> [Problem to work on] Extract each line of the material that follows exactly and omit its pictures.

◆ ◆ ◆ ◆ ◆

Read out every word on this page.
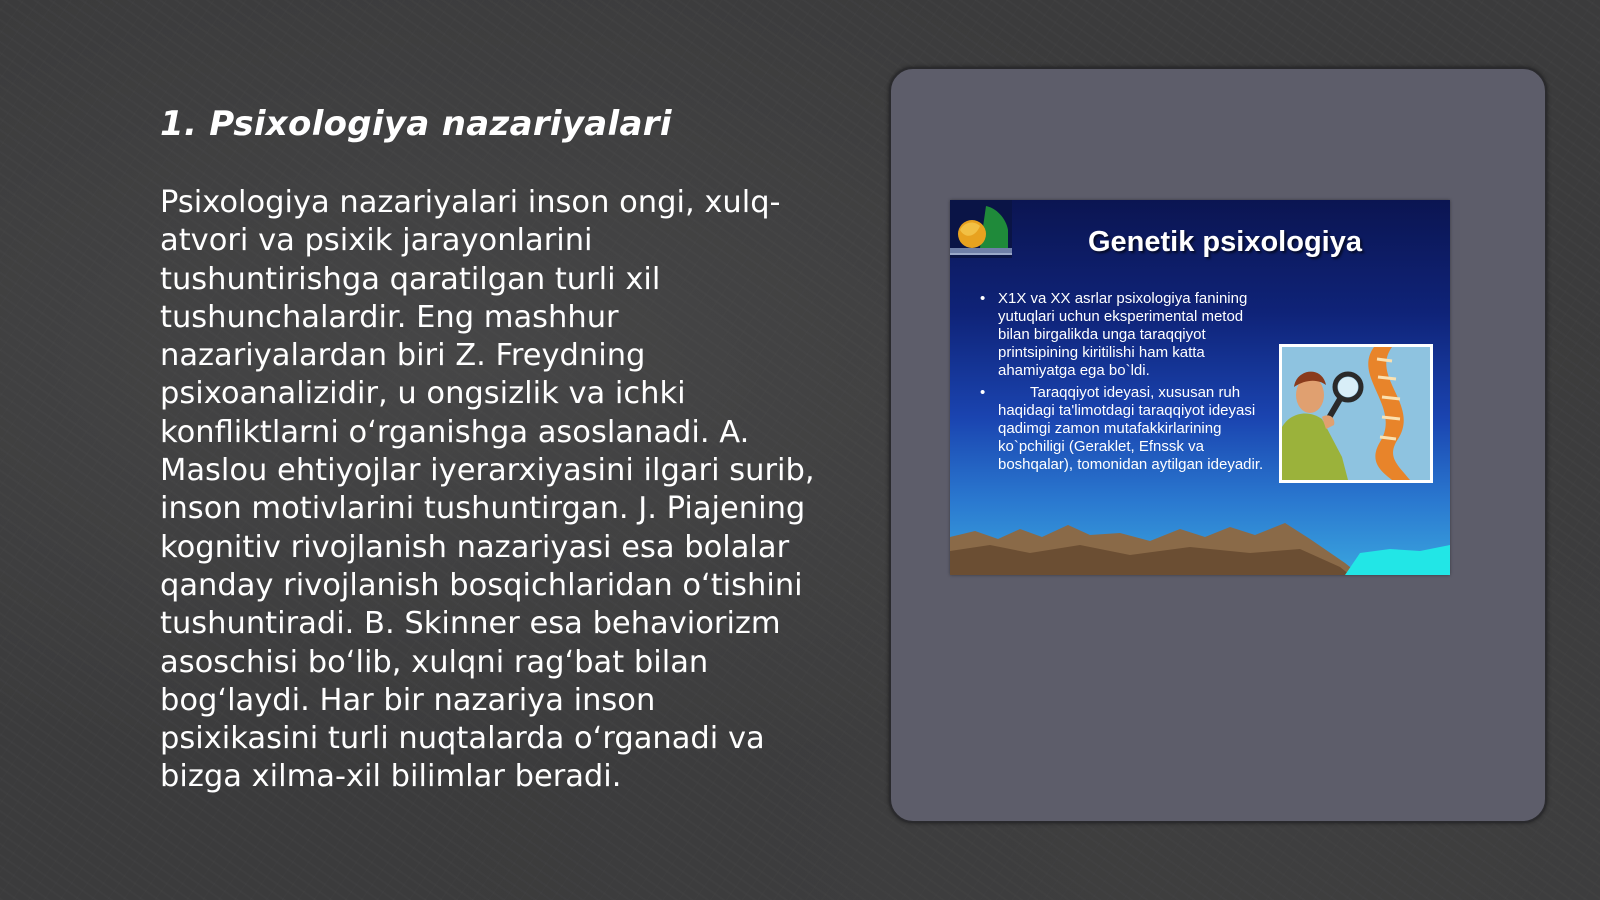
1. Psixologiya nazariyalari

Psixologiya nazariyalari inson ongi, xulq-atvori va psixik jarayonlarini tushuntirishga qaratilgan turli xil tushunchalardir. Eng mashhur nazariyalardan biri Z. Freydning psixoanalizidir, u ongsizlik va ichki konfliktlarni o‘rganishga asoslanadi. A. Maslou ehtiyojlar iyerarxiyasini ilgari surib, inson motivlarini tushuntirgan. J. Piajening kognitiv rivojlanish nazariyasi esa bolalar qanday rivojlanish bosqichlaridan o‘tishini tushuntiradi. B. Skinner esa behaviorizm asoschisi bo‘lib, xulqni rag‘bat bilan bog‘laydi. Har bir nazariya inson psixikasini turli nuqtalarda o‘rganadi va bizga xilma-xil bilimlar beradi.

Genetik psixologiya
• X1X va XX asrlar psixologiya fanining yutuqlari uchun eksperimental metod bilan birgalikda unga taraqqiyot printsipining kiritilishi ham katta ahamiyatga ega bo`ldi.
• Taraqqiyot ideyasi, xususan ruh haqidagi ta'limotdagi taraqqiyot ideyasi qadimgi zamon mutafakkirlarining ko`pchiligi (Geraklet, Efnssk va boshqalar), tomonidan aytilgan ideyadir.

◆ ◆ ◆ ◆ ◆

> [Output for this exercise]
Read out every word on this page.
1. Psixologiya nazariyalari

Psixologiya nazariyalari inson ongi, xulq-atvori va psixik jarayonlarini tushuntirishga qaratilgan turli xil tushunchalardir. Eng mashhur nazariyalardan biri Z. Freydning psixoanalizidir, u ongsizlik va ichki konfliktlarni o‘rganishga asoslanadi. A. Maslou ehtiyojlar iyerarxiyasini ilgari surib, inson motivlarini tushuntirgan. J. Piajening kognitiv rivojlanish nazariyasi esa bolalar qanday rivojlanish bosqichlaridan o‘tishini tushuntiradi. B. Skinner esa behaviorizm asoschisi bo‘lib, xulqni rag‘bat bilan bog‘laydi. Har bir nazariya inson psixikasini turli nuqtalarda o‘rganadi va bizga xilma-xil bilimlar beradi.

Genetik psixologiya
• X1X va XX asrlar psixologiya fanining yutuqlari uchun eksperimental metod bilan birgalikda unga taraqqiyot printsipining kiritilishi ham katta ahamiyatga ega bo`ldi.
• Taraqqiyot ideyasi, xususan ruh haqidagi ta'limotdagi taraqqiyot ideyasi qadimgi zamon mutafakkirlarining ko`pchiligi (Geraklet, Efnssk va boshqalar), tomonidan aytilgan ideyadir.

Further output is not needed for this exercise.